Actions to take:
a - In the planted-tank thread, answer each question:
(i) What color temperature does solarz call ideal for plant growth?
(ii) What light did the aquarium store employee tell don he would need?
(iii) Which two plants does Rmwbrown suggest mixing for a carpet?
b - Can you quote the planted-tank thread from "## lemuj (Dec" up to and including "going about it."?

Document extract:

┌──

# new to planted



## don (Nov 29, 2011)

I have a 38 gallon tank 36x12x20 recently added some flourite 3.5-4" in some spots. the strip light that came with the tank is 17w, probably not capable of growing anything. The strip light has a t8 ballast and houses a 20" bulb although the strip is 36" long. I noticed in the aquarium store they had some bulbs specifically made for plant growth, flouro glo, and other glo- bulbs. Would the purchase of one of these bulbs be sufficient for me to grow some plants? if so which ones? I have some drift wood in there now, once water paramaters are satisfactory I plan to add some neon tetras, panda corys, german ram pair, the tank is in a basement directly under a window, its not completely blacked out during the day some light does make it in ( if that even makes a difference)
at the aquarium store I noticed a plant with the name "cuba" a nice green carpeting plant, I really like the look of this plant and would like to be able to keep it in my tank.


----------



## solarz (Aug 31, 2010)

The "flora-glo" and other *-glo refers to the temperature of the light, expressed in Kelvins (K). The ideal temperature for plant growth is 6700K, though anything from 5000 to 10000K could also work.

The temperature, however, does not matter as much as the wattage. Your tank is pretty high at 20", so in order to grow even low-light plants, you'll need at least 1 "watt per gallon" (WPG). In order to grow carpet plants like HC cuba, you'd need over 2 WPG, if not more.


----------



## don (Nov 29, 2011)

One of the employees at the aquarium store told me I would need a double t5 strip and that alone might not be enough to grow the HC cuba, is that way off?


----------



## lemuj (Dec 7, 2006)

if you really like th hc, I'd suggest go the dry start route. Google it and you'll know what I mean. It worked great for me in the past, but it does require a lot of patience.


----------



## Rmwbrown (Jan 22, 2009)

You'll probably get a lot of conflicting information regarding HC. Everyone seems to have there own way of going about it. 

Here is the thing though, beyond meeting light requirements, your never going to have great HC without high Co2. Given the height of the tank, I think you will have a hard time getting light to the HC, moreover, if you did, you will need a good source of Co2 after that. After you add Co2 you will need to start dosing with fertilizers because the growth will strip everything from the water. After that, you need lots of water movement, so you may find yourself buying a larger filter. See the cycle that starts? If this is your first run with plants, HC is normally one to avoid unless your willing the throw a bucket of money at it. 

You will certainty need to upgrade your lights to grow anything in the existing tank. T5 HO and MH light will be about the only thing will reach the bottom of your tank to grow carpeting plants, but do be advised, these are very strong lights. Carpeting something like Glosso mixed with Ricca is very satisfying. Both are readily available, much easier to grow, and are far less demanding. 

Moreover, you can hang on to the idea of growing HC. Just start progressing toward it by building your knowledge base and experimenting with some easier plants while also buying standard size lights/equipment that could be used on a shallower tank in the future. That, or like I said, be prepared to go all in!


----------



## iBetta (Jun 19, 2011)

^+1 

he took everything out of my mouth! HC tends to grow slowly even at near-perfect parameters.

└──

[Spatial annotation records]

┌──

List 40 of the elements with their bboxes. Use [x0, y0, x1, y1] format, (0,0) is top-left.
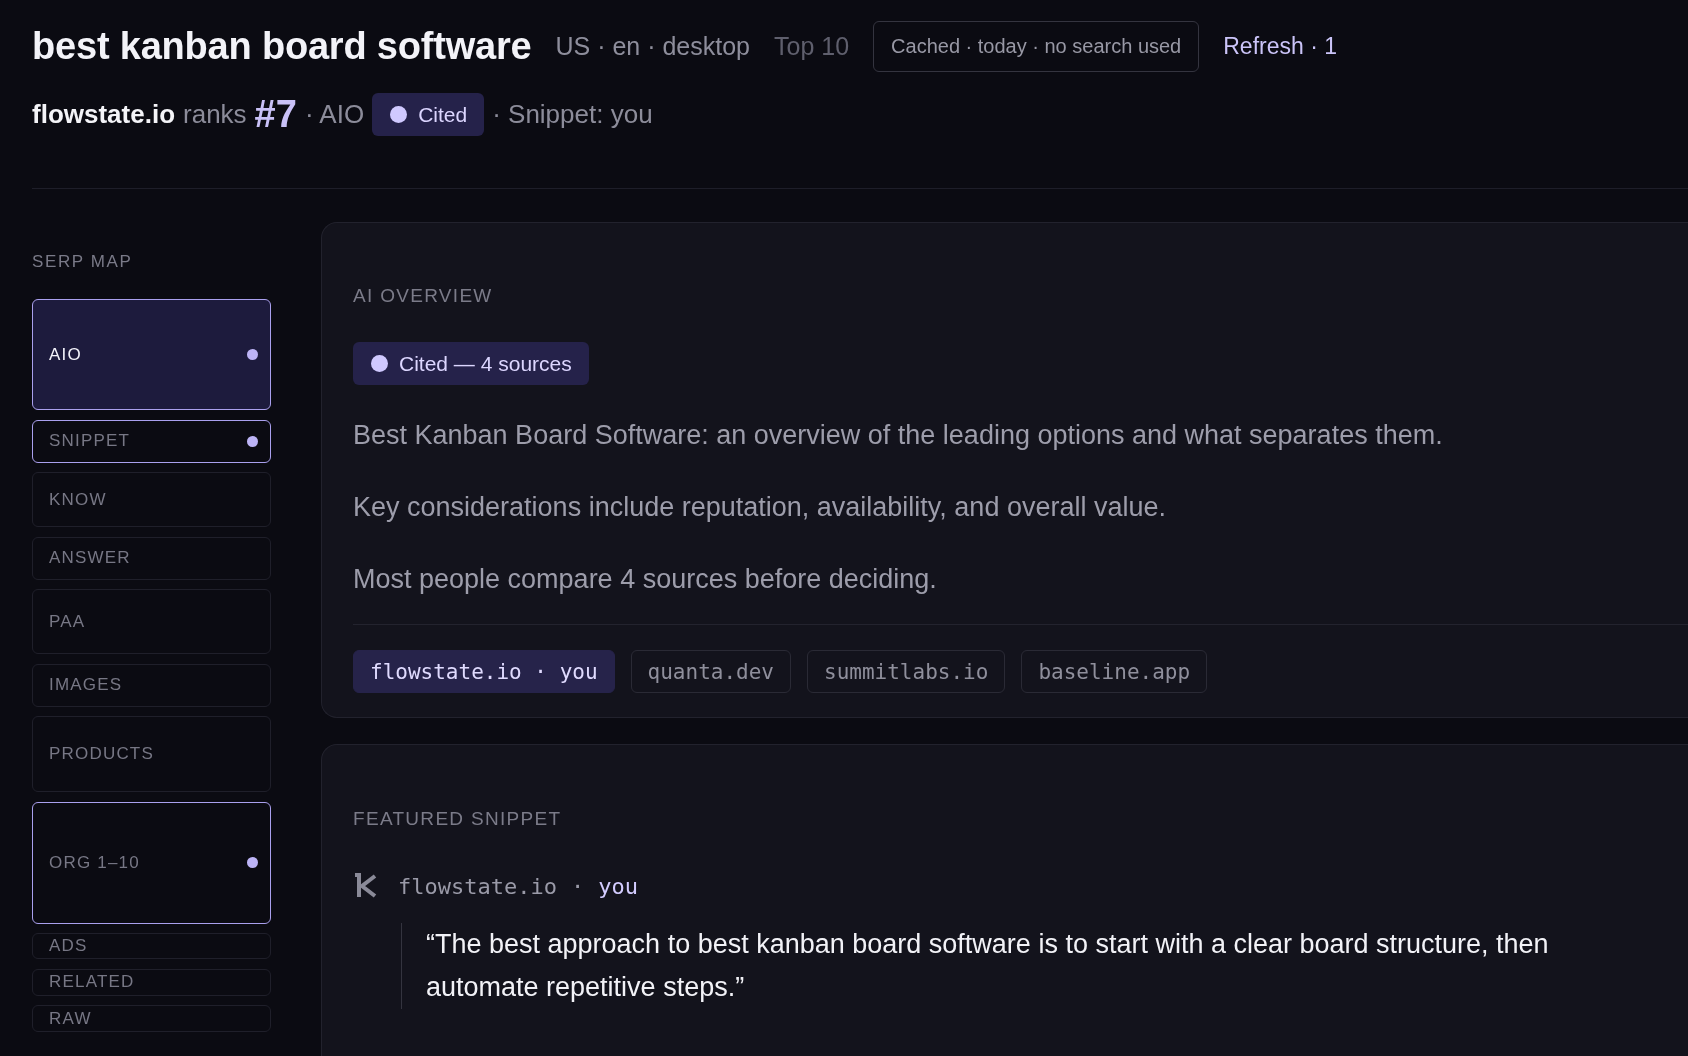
status-label: Cited — [418, 102, 468, 127]
query-title: best kanban board software — [32, 25, 532, 68]
sidebar-item[interactable]: IMAGES — [32, 663, 271, 707]
status-label: Cited — 4 sources — [399, 351, 572, 376]
sidebar-item[interactable]: KNOW — [32, 472, 271, 527]
section-heading: AI OVERVIEW — [353, 285, 494, 307]
sidebar-item[interactable]: PAA — [32, 589, 271, 654]
source-chip: summitlabs.io — [807, 650, 1006, 693]
search-context: US · en · desktop — [555, 32, 750, 61]
sidebar-heading: SERP MAP — [32, 252, 134, 272]
status-dot-icon — [390, 106, 408, 123]
overview-paragraph: Best Kanban Board Software: an overview of the leading options and what separates them. — [353, 419, 1444, 451]
source-domain: flowstate.io — [398, 873, 557, 899]
snippet-status: · Snippet: you — [492, 99, 653, 130]
rank-label: ranks — [183, 99, 247, 130]
source-chip: flowstate.io · you — [353, 650, 615, 693]
domain-name: flowstate.io — [32, 99, 175, 130]
overview-paragraph: Key considerations include reputation, availability, and overall value. — [353, 491, 1167, 523]
refresh-button[interactable]: Refresh · 1 — [1223, 33, 1337, 60]
cache-status: Cached · today · no search used — [873, 21, 1200, 72]
status-dot-icon — [371, 355, 388, 372]
snippet-quote: “The best approach to best kanban board software is to start with a clear board structure, then automate repetitive steps.” — [401, 923, 1641, 1009]
separator: · — [570, 873, 585, 899]
source-chip: quanta.dev — [630, 650, 791, 693]
sidebar-item[interactable]: SNIPPET — [32, 419, 271, 463]
sidebar-item[interactable]: RELATED — [32, 968, 271, 996]
rank-value: #7 — [254, 93, 297, 136]
section-heading: FEATURED SNIPPET — [353, 808, 563, 830]
sidebar-item[interactable]: ANSWER — [32, 536, 271, 580]
result-scope: Top 10 — [774, 32, 850, 61]
sidebar-item[interactable]: PRODUCTS — [32, 716, 271, 792]
sidebar-item[interactable]: ADS — [32, 933, 271, 959]
sidebar-item[interactable]: RAW — [32, 1005, 271, 1032]
overview-paragraph: Most people compare 4 sources before deciding. — [353, 563, 938, 595]
owner-label: you — [598, 873, 638, 899]
feature-label: · AIO — [304, 99, 365, 130]
site-logo-icon — [353, 873, 377, 899]
sidebar-item[interactable]: AIO — [32, 299, 271, 410]
source-chip: baseline.app — [1021, 650, 1208, 693]
sidebar-item[interactable]: ORG 1–10 — [32, 801, 271, 924]
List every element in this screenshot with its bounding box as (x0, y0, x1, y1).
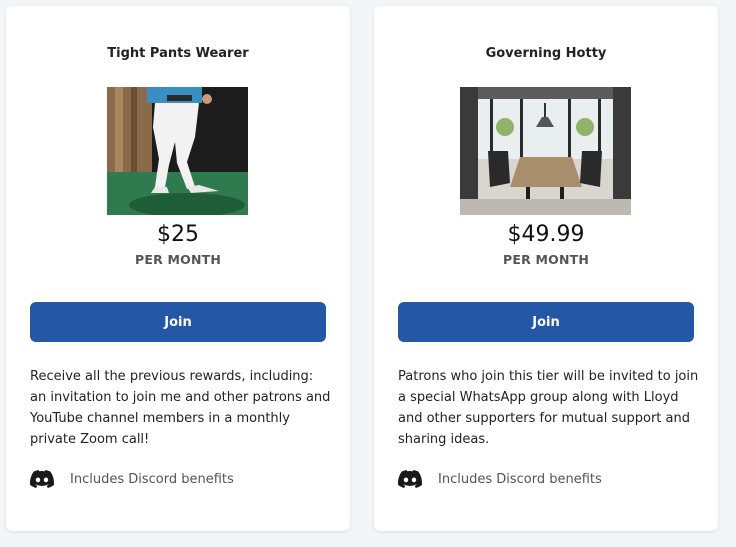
tier-image (460, 87, 631, 215)
benefit-row: Includes Discord benefits (30, 468, 332, 490)
benefit-label: Includes Discord benefits (70, 471, 234, 487)
discord-icon (30, 470, 54, 488)
tier-card-tight-pants-wearer: Tight Pants Wearer $25 PER MONTH Join Re… (6, 6, 350, 531)
tier-period: PER MONTH (135, 252, 221, 267)
tier-description: Receive all the previous rewards, includ… (30, 369, 331, 447)
join-button[interactable]: Join (30, 302, 326, 342)
benefit-row: Includes Discord benefits (398, 468, 700, 490)
benefit-label: Includes Discord benefits (438, 471, 602, 487)
tier-period: PER MONTH (503, 252, 589, 267)
tier-price: $49.99 (507, 222, 585, 247)
discord-icon (398, 470, 422, 488)
tier-title: Tight Pants Wearer (107, 46, 249, 61)
tier-title: Governing Hotty (485, 46, 607, 61)
tier-image (107, 87, 248, 215)
tier-card-governing-hotty: Governing Hotty $49.99 PER MONTH Join Pa… (374, 6, 718, 531)
tier-description: Patrons who join this tier will be invit… (398, 369, 699, 447)
join-button[interactable]: Join (398, 302, 694, 342)
tier-price: $25 (157, 222, 199, 247)
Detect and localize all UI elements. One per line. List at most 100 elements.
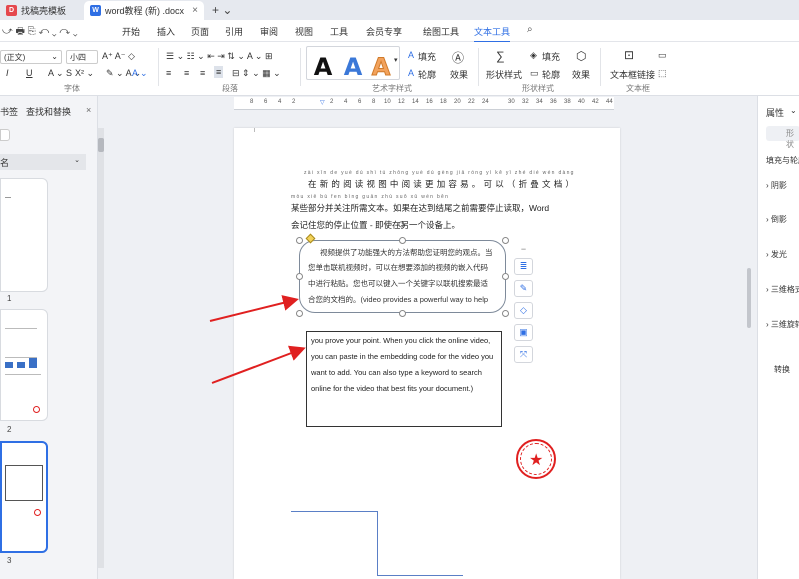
nav-tab-find-replace[interactable]: 查找和替换 <box>26 105 71 118</box>
collapse-icon[interactable]: − <box>514 240 533 257</box>
shape-effect-label[interactable]: 效果 <box>572 68 590 81</box>
doc-line-3[interactable]: 会记住您的停止位置 - 即使在另一个设备上。 <box>291 219 460 231</box>
menu-drawing-tools[interactable]: 绘图工具 <box>423 25 459 38</box>
resize-handle[interactable] <box>502 310 509 317</box>
quick-access-icons[interactable]: ⤻ 🖶 ⎘ ↶ ⌄ ↷ ⌄ <box>2 24 78 41</box>
resize-handle[interactable] <box>399 237 406 244</box>
art-style-orange[interactable]: A <box>367 53 395 82</box>
resize-handle[interactable] <box>502 237 509 244</box>
grow-font-icon[interactable]: A⁺ A⁻ ◇ <box>102 51 135 62</box>
section-glow[interactable]: › 发光 <box>766 249 787 260</box>
shape-fill-label[interactable]: 填充 <box>542 50 560 63</box>
shape-style-label[interactable]: 形状样式 <box>486 68 522 81</box>
align-justify-icon[interactable]: ≡ <box>214 66 224 78</box>
outline-box-icon[interactable]: ▣ <box>514 324 533 341</box>
art-style-gallery[interactable]: A A A <box>306 46 400 82</box>
shape-fill-icon[interactable]: ◈ <box>530 50 537 61</box>
section-3d-format[interactable]: › 三维格式 <box>766 284 799 295</box>
nav-tab-bookmarks[interactable]: 书签 <box>0 105 18 118</box>
doc-line-2[interactable]: 某些部分并关注所需文本。如果在达到结尾之前需要停止读取，Word <box>291 202 549 214</box>
textbox-link-icon[interactable]: ⊡ <box>624 48 634 62</box>
ruler-indent-marker[interactable]: ▽ <box>320 99 325 106</box>
menu-text-tools[interactable]: 文本工具 <box>474 25 511 43</box>
properties-panel: 属性 ⌄ 形状 填充与轮廓 › 阴影 › 倒影 › 发光 › 三维格式 › 三维… <box>757 96 799 579</box>
font-size-select[interactable]: 小四 <box>66 50 98 64</box>
menu-page[interactable]: 页面 <box>191 25 209 38</box>
resize-handle[interactable] <box>296 237 303 244</box>
resize-handle[interactable] <box>399 310 406 317</box>
menu-review[interactable]: 审阅 <box>260 25 278 38</box>
menu-references[interactable]: 引用 <box>225 25 243 38</box>
tab-document[interactable]: W word教程 (新) .docx × <box>84 1 204 20</box>
close-pane-icon[interactable]: × <box>86 105 91 115</box>
align-center-icon[interactable]: ≡ <box>184 68 189 78</box>
rotate-handle-icon[interactable]: ⟳ <box>398 220 406 231</box>
char-shading-icon[interactable]: A ⌄ S <box>48 68 72 79</box>
art-style-black[interactable]: A <box>309 53 337 81</box>
ruler-tick: 14 <box>412 99 419 105</box>
page-number-3: 3 <box>7 556 12 565</box>
nav-scrollbar[interactable] <box>98 128 104 568</box>
textbox-dir-icon[interactable]: ▭ <box>658 50 667 61</box>
search-icon[interactable]: ⌕ <box>527 24 533 35</box>
underline-icon[interactable]: U <box>26 68 33 78</box>
pen-icon[interactable]: ✎ <box>514 280 533 297</box>
shape-outline-icon[interactable]: ▭ <box>530 68 539 79</box>
text-box-linked[interactable]: you prove your point. When you click the… <box>306 331 502 427</box>
textbox-margin-icon[interactable]: ⬚ <box>658 68 667 79</box>
textbox-link-label[interactable]: 文本框链接 <box>610 68 655 81</box>
shape-outline-label[interactable]: 轮廓 <box>542 68 560 81</box>
document-scrollbar[interactable] <box>745 128 753 578</box>
resize-handle[interactable] <box>296 273 303 280</box>
fill-bucket-icon[interactable]: ◇ <box>514 302 533 319</box>
blue-line <box>377 575 463 576</box>
menu-start[interactable]: 开始 <box>122 25 140 38</box>
font-name-select[interactable]: (正文) ⌄ <box>0 50 62 64</box>
new-tab-button[interactable]: + ⌄ <box>212 3 232 17</box>
menu-tools[interactable]: 工具 <box>330 25 348 38</box>
doc-line-1[interactable]: 在新的阅读视图中阅读更加容易。可以（折叠文档） <box>308 178 577 190</box>
text-fill-icon[interactable]: A <box>408 50 414 60</box>
text-effect-label[interactable]: 效果 <box>450 68 468 81</box>
close-tab-icon[interactable]: × <box>192 5 198 16</box>
text-box-selected[interactable]: 视频提供了功能强大的方法帮助您证明您的观点。当 您单击联机视频时，可以在想要添加… <box>299 240 506 313</box>
horizontal-ruler[interactable]: 8 6 4 2 ▽ 2 4 6 8 10 12 14 16 18 20 22 2… <box>234 97 614 110</box>
tab-template[interactable]: D 找稿壳模板 <box>0 1 82 20</box>
panel-dropdown-icon[interactable]: ⌄ <box>790 106 797 115</box>
section-shadow[interactable]: › 阴影 <box>766 180 787 191</box>
text-effect-icon[interactable]: Ⓐ <box>452 49 464 66</box>
align-left-icon[interactable]: ≡ <box>166 68 171 78</box>
shape-style-icon[interactable]: ∑ <box>496 49 505 63</box>
properties-title: 属性 <box>766 108 785 118</box>
text-outline-icon[interactable]: A <box>408 68 414 78</box>
section-reflection[interactable]: › 倒影 <box>766 214 787 225</box>
menu-insert[interactable]: 插入 <box>157 25 175 38</box>
font-color-icon[interactable]: A ⌄ <box>132 68 148 79</box>
page-thumbnail-2[interactable] <box>0 309 48 421</box>
wps-template-icon: D <box>6 5 17 16</box>
art-style-blue[interactable]: A <box>339 53 367 81</box>
align-right-icon[interactable]: ≡ <box>200 68 205 78</box>
text-fill-label[interactable]: 填充 <box>418 50 436 63</box>
distributed-icon[interactable]: ⊟ ⇕ ⌄ ▦ ⌄ <box>232 68 281 79</box>
crop-icon[interactable]: ⤧ <box>514 346 533 363</box>
fill-outline-section[interactable]: 填充与轮廓 <box>766 155 799 166</box>
shape-tab[interactable]: 形状 <box>766 126 799 149</box>
section-transform[interactable]: 转换 <box>774 364 790 375</box>
page-thumbnail-1[interactable] <box>0 178 48 292</box>
art-gallery-expand-icon[interactable]: ▾ <box>394 56 398 64</box>
tab-document-label: word教程 (新) .docx <box>105 6 185 16</box>
collapse-toggle[interactable] <box>0 129 10 141</box>
section-3d-rotation[interactable]: › 三维旋转 <box>766 319 799 330</box>
menu-view[interactable]: 视图 <box>295 25 313 38</box>
text-wrap-icon[interactable]: ≣ <box>514 258 533 275</box>
page-thumbnail-3[interactable] <box>0 441 48 553</box>
text-outline-label[interactable]: 轮廓 <box>418 68 436 81</box>
shape-effect-icon[interactable]: ⬡ <box>576 49 586 63</box>
resize-handle[interactable] <box>502 273 509 280</box>
superscript-icon[interactable]: X² ⌄ <box>75 68 94 79</box>
italic-icon[interactable]: I <box>6 68 9 78</box>
menu-member[interactable]: 会员专享 <box>366 25 402 38</box>
bullet-list-icon[interactable]: ☰ ⌄ ☷ ⌄ ⇤ ⇥ ⇅ ⌄ A ⌄ ⊞ <box>166 51 272 62</box>
textbox1-line: 中进行粘贴。您也可以键入一个关键字以联机搜索最适 <box>308 279 488 288</box>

└──

Exercise solutions:
a -
(i) 6700K
(ii) A double T5 strip
(iii) Glosso and Ricca

b -
## lemuj (Dec 7, 2006)

if you really like th hc, I'd suggest go the dry start route. Google it and you'll know what I mean. It worked great for me in the past, but it does require a lot of patience.


----------



## Rmwbrown (Jan 22, 2009)

You'll probably get a lot of conflicting information regarding HC. Everyone seems to have there own way of going about it.